WORK REQUIRED:
What follows is a block of records; restate each one word for word.

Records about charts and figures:
** Start **

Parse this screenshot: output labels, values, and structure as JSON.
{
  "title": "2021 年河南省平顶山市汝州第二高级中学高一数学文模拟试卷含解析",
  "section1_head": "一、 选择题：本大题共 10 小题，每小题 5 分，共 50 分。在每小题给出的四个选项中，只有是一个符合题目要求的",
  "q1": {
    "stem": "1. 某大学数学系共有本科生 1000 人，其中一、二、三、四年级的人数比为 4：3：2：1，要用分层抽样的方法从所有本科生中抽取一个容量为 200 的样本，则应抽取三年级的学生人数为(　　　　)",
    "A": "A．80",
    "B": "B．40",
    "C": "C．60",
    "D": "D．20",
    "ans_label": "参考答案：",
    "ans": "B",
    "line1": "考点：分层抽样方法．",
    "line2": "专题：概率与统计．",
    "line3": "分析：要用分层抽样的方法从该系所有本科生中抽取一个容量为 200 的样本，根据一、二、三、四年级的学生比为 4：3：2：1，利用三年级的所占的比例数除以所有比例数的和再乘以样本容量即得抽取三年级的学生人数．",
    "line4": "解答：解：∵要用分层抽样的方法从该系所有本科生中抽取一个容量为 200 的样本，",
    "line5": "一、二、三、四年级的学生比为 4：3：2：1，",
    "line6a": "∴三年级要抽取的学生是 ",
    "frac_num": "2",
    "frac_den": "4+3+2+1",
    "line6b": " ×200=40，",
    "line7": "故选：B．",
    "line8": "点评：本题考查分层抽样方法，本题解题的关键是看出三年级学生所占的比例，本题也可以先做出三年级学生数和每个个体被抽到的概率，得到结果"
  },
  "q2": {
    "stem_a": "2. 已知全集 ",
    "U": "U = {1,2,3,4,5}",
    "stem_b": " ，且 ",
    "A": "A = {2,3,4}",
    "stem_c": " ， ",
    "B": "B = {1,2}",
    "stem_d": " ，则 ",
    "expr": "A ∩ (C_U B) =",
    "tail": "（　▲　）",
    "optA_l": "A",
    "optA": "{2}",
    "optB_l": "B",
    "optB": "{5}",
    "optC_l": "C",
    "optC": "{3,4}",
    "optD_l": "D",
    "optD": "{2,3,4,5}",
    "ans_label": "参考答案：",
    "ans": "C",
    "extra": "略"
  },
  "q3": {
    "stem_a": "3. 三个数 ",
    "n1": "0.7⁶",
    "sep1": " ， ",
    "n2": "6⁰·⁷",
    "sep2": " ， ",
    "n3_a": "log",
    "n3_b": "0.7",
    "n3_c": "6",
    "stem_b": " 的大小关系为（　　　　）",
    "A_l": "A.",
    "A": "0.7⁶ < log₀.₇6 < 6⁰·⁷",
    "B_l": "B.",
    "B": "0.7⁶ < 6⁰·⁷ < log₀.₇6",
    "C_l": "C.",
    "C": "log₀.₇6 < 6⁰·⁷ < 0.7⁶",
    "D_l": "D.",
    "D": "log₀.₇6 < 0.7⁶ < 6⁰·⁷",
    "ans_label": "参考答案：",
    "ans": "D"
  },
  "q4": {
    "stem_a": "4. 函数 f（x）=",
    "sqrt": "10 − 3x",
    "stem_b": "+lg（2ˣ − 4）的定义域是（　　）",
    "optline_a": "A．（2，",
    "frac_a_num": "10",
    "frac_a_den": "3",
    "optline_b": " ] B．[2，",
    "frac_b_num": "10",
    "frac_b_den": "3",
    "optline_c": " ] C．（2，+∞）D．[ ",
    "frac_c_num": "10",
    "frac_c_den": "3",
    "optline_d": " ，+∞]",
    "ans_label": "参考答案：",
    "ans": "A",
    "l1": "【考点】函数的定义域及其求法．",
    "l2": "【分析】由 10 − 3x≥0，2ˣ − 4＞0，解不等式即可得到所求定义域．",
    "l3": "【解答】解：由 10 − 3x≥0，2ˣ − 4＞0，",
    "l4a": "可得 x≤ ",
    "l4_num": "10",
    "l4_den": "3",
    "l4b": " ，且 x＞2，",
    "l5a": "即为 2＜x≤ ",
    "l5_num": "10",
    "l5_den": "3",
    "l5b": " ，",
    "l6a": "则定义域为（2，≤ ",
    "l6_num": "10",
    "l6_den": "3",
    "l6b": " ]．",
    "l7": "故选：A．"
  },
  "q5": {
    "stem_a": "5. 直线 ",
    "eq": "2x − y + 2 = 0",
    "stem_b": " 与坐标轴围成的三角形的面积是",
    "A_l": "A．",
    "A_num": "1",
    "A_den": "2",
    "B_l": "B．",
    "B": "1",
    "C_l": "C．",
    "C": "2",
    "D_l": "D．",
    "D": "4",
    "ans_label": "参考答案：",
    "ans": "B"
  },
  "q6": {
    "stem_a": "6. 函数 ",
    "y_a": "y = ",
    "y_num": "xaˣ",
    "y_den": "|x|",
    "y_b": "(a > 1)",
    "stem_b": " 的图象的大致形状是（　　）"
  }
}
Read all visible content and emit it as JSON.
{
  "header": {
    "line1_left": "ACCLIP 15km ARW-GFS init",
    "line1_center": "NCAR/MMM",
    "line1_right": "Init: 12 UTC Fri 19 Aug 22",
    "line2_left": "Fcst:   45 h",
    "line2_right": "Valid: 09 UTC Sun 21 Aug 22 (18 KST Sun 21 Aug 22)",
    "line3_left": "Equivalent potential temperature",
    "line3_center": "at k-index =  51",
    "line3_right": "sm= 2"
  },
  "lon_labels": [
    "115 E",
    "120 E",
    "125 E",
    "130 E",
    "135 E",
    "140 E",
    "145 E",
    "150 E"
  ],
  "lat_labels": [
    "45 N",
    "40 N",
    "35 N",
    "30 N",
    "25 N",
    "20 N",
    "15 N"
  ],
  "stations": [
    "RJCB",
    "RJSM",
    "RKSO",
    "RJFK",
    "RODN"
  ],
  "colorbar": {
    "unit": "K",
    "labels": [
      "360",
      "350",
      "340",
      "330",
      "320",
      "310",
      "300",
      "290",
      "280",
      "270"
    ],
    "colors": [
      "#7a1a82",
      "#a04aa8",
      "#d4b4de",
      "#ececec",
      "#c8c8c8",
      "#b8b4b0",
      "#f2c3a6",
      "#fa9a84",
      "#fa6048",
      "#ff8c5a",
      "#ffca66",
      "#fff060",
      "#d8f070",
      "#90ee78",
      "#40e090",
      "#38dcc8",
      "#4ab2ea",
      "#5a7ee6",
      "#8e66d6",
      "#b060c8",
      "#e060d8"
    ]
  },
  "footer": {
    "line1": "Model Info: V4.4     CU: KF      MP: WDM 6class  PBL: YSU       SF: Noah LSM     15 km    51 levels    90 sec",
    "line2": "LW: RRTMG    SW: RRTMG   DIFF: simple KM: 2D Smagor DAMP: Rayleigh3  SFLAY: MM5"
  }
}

** End **

TASK RESULT:
Parse this screenshot: output labels, values, and structure as JSON.
{
  "title": "2021 年河南省平顶山市汝州第二高级中学高一数学文模拟试卷含解析",
  "section1_head": "一、 选择题：本大题共 10 小题，每小题 5 分，共 50 分。在每小题给出的四个选项中，只有是一个符合题目要求的",
  "q1": {
    "stem": "1. 某大学数学系共有本科生 1000 人，其中一、二、三、四年级的人数比为 4：3：2：1，要用分层抽样的方法从所有本科生中抽取一个容量为 200 的样本，则应抽取三年级的学生人数为(　　　　)",
    "A": "A．80",
    "B": "B．40",
    "C": "C．60",
    "D": "D．20",
    "ans_label": "参考答案：",
    "ans": "B",
    "line1": "考点：分层抽样方法．",
    "line2": "专题：概率与统计．",
    "line3": "分析：要用分层抽样的方法从该系所有本科生中抽取一个容量为 200 的样本，根据一、二、三、四年级的学生比为 4：3：2：1，利用三年级的所占的比例数除以所有比例数的和再乘以样本容量即得抽取三年级的学生人数．",
    "line4": "解答：解：∵要用分层抽样的方法从该系所有本科生中抽取一个容量为 200 的样本，",
    "line5": "一、二、三、四年级的学生比为 4：3：2：1，",
    "line6a": "∴三年级要抽取的学生是 ",
    "frac_num": "2",
    "frac_den": "4+3+2+1",
    "line6b": " ×200=40，",
    "line7": "故选：B．",
    "line8": "点评：本题考查分层抽样方法，本题解题的关键是看出三年级学生所占的比例，本题也可以先做出三年级学生数和每个个体被抽到的概率，得到结果"
  },
  "q2": {
    "stem_a": "2. 已知全集 ",
    "U": "U = {1,2,3,4,5}",
    "stem_b": " ，且 ",
    "A": "A = {2,3,4}",
    "stem_c": " ， ",
    "B": "B = {1,2}",
    "stem_d": " ，则 ",
    "expr": "A ∩ (C_U B) =",
    "tail": "（　▲　）",
    "optA_l": "A",
    "optA": "{2}",
    "optB_l": "B",
    "optB": "{5}",
    "optC_l": "C",
    "optC": "{3,4}",
    "optD_l": "D",
    "optD": "{2,3,4,5}",
    "ans_label": "参考答案：",
    "ans": "C",
    "extra": "略"
  },
  "q3": {
    "stem_a": "3. 三个数 ",
    "n1": "0.7⁶",
    "sep1": " ， ",
    "n2": "6⁰·⁷",
    "sep2": " ， ",
    "n3_a": "log",
    "n3_b": "0.7",
    "n3_c": "6",
    "stem_b": " 的大小关系为（　　　　）",
    "A_l": "A.",
    "A": "0.7⁶ < log₀.₇6 < 6⁰·⁷",
    "B_l": "B.",
    "B": "0.7⁶ < 6⁰·⁷ < log₀.₇6",
    "C_l": "C.",
    "C": "log₀.₇6 < 6⁰·⁷ < 0.7⁶",
    "D_l": "D.",
    "D": "log₀.₇6 < 0.7⁶ < 6⁰·⁷",
    "ans_label": "参考答案：",
    "ans": "D"
  },
  "q4": {
    "stem_a": "4. 函数 f（x）=",
    "sqrt": "10 − 3x",
    "stem_b": "+lg（2ˣ − 4）的定义域是（　　）",
    "optline_a": "A．（2，",
    "frac_a_num": "10",
    "frac_a_den": "3",
    "optline_b": " ] B．[2，",
    "frac_b_num": "10",
    "frac_b_den": "3",
    "optline_c": " ] C．（2，+∞）D．[ ",
    "frac_c_num": "10",
    "frac_c_den": "3",
    "optline_d": " ，+∞]",
    "ans_label": "参考答案：",
    "ans": "A",
    "l1": "【考点】函数的定义域及其求法．",
    "l2": "【分析】由 10 − 3x≥0，2ˣ − 4＞0，解不等式即可得到所求定义域．",
    "l3": "【解答】解：由 10 − 3x≥0，2ˣ − 4＞0，",
    "l4a": "可得 x≤ ",
    "l4_num": "10",
    "l4_den": "3",
    "l4b": " ，且 x＞2，",
    "l5a": "即为 2＜x≤ ",
    "l5_num": "10",
    "l5_den": "3",
    "l5b": " ，",
    "l6a": "则定义域为（2，≤ ",
    "l6_num": "10",
    "l6_den": "3",
    "l6b": " ]．",
    "l7": "故选：A．"
  },
  "q5": {
    "stem_a": "5. 直线 ",
    "eq": "2x − y + 2 = 0",
    "stem_b": " 与坐标轴围成的三角形的面积是",
    "A_l": "A．",
    "A_num": "1",
    "A_den": "2",
    "B_l": "B．",
    "B": "1",
    "C_l": "C．",
    "C": "2",
    "D_l": "D．",
    "D": "4",
    "ans_label": "参考答案：",
    "ans": "B"
  },
  "q6": {
    "stem_a": "6. 函数 ",
    "y_a": "y = ",
    "y_num": "xaˣ",
    "y_den": "|x|",
    "y_b": "(a > 1)",
    "stem_b": " 的图象的大致形状是（　　）"
  }
}
Read all visible content and emit it as JSON.
{
  "header": {
    "line1_left": "ACCLIP 15km ARW-GFS init",
    "line1_center": "NCAR/MMM",
    "line1_right": "Init: 12 UTC Fri 19 Aug 22",
    "line2_left": "Fcst:   45 h",
    "line2_right": "Valid: 09 UTC Sun 21 Aug 22 (18 KST Sun 21 Aug 22)",
    "line3_left": "Equivalent potential temperature",
    "line3_center": "at k-index =  51",
    "line3_right": "sm= 2"
  },
  "lon_labels": [
    "115 E",
    "120 E",
    "125 E",
    "130 E",
    "135 E",
    "140 E",
    "145 E",
    "150 E"
  ],
  "lat_labels": [
    "45 N",
    "40 N",
    "35 N",
    "30 N",
    "25 N",
    "20 N",
    "15 N"
  ],
  "stations": [
    "RJCB",
    "RJSM",
    "RKSO",
    "RJFK",
    "RODN"
  ],
  "colorbar": {
    "unit": "K",
    "labels": [
      "360",
      "350",
      "340",
      "330",
      "320",
      "310",
      "300",
      "290",
      "280",
      "270"
    ],
    "colors": [
      "#7a1a82",
      "#a04aa8",
      "#d4b4de",
      "#ececec",
      "#c8c8c8",
      "#b8b4b0",
      "#f2c3a6",
      "#fa9a84",
      "#fa6048",
      "#ff8c5a",
      "#ffca66",
      "#fff060",
      "#d8f070",
      "#90ee78",
      "#40e090",
      "#38dcc8",
      "#4ab2ea",
      "#5a7ee6",
      "#8e66d6",
      "#b060c8",
      "#e060d8"
    ]
  },
  "footer": {
    "line1": "Model Info: V4.4     CU: KF      MP: WDM 6class  PBL: YSU       SF: Noah LSM     15 km    51 levels    90 sec",
    "line2": "LW: RRTMG    SW: RRTMG   DIFF: simple KM: 2D Smagor DAMP: Rayleigh3  SFLAY: MM5"
  }
}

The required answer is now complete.